Take each line that has the word "Welding" and return it.

— START Records for this exercise —

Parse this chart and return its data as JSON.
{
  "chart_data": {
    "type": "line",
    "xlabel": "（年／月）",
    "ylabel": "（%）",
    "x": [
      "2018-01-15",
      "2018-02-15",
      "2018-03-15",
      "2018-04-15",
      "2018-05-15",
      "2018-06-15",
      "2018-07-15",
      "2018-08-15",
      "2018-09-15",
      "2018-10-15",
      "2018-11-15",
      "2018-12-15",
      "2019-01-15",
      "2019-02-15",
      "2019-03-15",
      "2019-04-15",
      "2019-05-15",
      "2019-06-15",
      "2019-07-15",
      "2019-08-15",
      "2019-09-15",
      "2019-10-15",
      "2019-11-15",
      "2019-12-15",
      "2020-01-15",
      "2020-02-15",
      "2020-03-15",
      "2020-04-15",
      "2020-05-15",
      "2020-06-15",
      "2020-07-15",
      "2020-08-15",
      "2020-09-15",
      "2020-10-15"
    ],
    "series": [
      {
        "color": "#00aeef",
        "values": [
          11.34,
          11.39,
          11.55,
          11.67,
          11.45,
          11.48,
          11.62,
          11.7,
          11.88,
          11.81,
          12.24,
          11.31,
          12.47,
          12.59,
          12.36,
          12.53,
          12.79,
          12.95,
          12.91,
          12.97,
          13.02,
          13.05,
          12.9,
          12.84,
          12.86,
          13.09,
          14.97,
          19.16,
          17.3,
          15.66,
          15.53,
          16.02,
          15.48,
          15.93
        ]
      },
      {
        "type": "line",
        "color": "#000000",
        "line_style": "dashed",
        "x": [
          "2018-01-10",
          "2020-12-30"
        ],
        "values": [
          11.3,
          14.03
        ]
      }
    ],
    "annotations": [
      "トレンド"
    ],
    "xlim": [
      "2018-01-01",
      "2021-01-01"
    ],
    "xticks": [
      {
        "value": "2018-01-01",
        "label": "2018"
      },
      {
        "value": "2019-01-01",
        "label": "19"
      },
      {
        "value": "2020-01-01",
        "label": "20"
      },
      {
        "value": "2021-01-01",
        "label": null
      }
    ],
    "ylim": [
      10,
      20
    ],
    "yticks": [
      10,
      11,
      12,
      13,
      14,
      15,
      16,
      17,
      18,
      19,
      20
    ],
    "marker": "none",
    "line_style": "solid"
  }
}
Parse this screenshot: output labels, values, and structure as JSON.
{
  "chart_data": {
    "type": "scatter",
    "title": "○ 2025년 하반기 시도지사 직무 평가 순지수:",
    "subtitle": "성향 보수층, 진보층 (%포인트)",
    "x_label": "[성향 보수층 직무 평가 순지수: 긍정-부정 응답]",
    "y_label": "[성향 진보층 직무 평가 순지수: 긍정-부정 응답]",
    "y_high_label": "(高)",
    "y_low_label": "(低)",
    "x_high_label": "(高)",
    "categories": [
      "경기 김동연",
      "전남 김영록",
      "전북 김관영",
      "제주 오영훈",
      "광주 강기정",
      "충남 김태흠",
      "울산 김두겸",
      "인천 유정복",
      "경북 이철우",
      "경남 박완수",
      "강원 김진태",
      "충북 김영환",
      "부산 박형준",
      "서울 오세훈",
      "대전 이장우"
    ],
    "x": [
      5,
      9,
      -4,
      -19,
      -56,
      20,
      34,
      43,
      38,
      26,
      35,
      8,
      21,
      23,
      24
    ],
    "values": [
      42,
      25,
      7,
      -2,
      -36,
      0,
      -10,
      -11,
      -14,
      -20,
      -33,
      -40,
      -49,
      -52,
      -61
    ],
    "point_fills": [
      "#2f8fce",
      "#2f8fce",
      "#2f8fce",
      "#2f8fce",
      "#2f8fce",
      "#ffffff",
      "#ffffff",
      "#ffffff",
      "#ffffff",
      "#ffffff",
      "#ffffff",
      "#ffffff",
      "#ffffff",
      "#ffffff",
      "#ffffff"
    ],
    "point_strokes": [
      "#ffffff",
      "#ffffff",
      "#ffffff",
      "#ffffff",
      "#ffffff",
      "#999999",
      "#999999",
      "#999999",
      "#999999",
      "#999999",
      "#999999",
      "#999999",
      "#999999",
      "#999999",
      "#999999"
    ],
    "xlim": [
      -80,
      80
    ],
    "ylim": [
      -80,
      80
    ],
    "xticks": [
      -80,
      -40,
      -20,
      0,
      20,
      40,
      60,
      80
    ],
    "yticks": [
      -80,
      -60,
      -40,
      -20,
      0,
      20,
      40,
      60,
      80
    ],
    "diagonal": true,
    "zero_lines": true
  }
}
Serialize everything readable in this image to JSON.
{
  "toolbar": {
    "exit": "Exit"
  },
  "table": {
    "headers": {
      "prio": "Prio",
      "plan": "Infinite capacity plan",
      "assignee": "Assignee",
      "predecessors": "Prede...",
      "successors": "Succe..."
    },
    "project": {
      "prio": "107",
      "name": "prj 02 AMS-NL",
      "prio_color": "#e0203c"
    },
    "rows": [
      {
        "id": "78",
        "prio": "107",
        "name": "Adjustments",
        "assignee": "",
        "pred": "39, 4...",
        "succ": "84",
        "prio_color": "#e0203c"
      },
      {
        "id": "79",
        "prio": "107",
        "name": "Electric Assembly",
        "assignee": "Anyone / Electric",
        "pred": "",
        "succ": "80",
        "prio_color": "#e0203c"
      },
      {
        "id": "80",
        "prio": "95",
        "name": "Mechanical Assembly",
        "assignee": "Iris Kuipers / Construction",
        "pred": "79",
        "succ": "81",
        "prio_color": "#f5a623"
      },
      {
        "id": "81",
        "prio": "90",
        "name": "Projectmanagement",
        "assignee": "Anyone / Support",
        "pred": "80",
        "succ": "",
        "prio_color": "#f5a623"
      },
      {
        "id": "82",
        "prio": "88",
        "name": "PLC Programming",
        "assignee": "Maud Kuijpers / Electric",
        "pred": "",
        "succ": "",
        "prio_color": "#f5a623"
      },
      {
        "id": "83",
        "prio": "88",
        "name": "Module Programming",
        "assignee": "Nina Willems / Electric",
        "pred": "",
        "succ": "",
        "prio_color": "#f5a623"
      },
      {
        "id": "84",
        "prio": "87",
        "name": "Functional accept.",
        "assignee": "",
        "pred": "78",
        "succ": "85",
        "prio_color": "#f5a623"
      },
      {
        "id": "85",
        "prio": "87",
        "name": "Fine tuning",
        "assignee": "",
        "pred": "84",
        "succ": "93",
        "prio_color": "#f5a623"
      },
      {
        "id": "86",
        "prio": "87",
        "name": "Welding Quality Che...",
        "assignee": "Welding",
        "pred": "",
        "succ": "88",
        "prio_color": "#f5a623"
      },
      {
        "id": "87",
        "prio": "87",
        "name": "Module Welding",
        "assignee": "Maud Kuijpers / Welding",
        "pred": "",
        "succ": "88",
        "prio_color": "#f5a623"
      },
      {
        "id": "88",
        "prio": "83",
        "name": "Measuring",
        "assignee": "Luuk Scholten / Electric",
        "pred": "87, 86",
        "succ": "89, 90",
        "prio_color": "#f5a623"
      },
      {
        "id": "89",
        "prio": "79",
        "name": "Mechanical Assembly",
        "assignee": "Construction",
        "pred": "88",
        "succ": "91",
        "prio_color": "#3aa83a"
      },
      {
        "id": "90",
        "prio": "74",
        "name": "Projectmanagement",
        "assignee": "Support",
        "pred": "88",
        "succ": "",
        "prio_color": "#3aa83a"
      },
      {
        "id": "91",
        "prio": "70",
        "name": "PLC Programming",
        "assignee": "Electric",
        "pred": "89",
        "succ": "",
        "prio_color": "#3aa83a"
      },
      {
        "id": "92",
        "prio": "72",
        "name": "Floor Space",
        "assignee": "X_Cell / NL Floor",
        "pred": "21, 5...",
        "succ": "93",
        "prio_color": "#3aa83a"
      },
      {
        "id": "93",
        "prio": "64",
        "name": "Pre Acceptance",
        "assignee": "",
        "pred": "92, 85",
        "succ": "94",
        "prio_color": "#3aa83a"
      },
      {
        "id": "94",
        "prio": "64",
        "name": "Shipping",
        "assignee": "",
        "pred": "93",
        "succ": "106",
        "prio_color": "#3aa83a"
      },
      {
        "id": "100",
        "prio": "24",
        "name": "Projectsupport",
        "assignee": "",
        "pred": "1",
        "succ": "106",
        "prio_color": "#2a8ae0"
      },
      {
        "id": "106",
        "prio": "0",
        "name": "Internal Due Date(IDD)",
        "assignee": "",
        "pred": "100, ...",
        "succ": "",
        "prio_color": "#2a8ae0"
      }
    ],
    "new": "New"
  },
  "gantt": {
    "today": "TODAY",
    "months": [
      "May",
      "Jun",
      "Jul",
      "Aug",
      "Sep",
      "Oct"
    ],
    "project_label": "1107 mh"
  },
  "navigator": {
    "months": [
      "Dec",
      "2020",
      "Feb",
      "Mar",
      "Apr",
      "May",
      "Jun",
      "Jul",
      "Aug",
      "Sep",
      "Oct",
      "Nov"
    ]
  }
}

— END Records for this exercise —

# Correct output:
        "name": "Welding Quality Che...",
        "assignee": "Welding",
        "name": "Module Welding",
        "assignee": "Maud Kuijpers / Welding",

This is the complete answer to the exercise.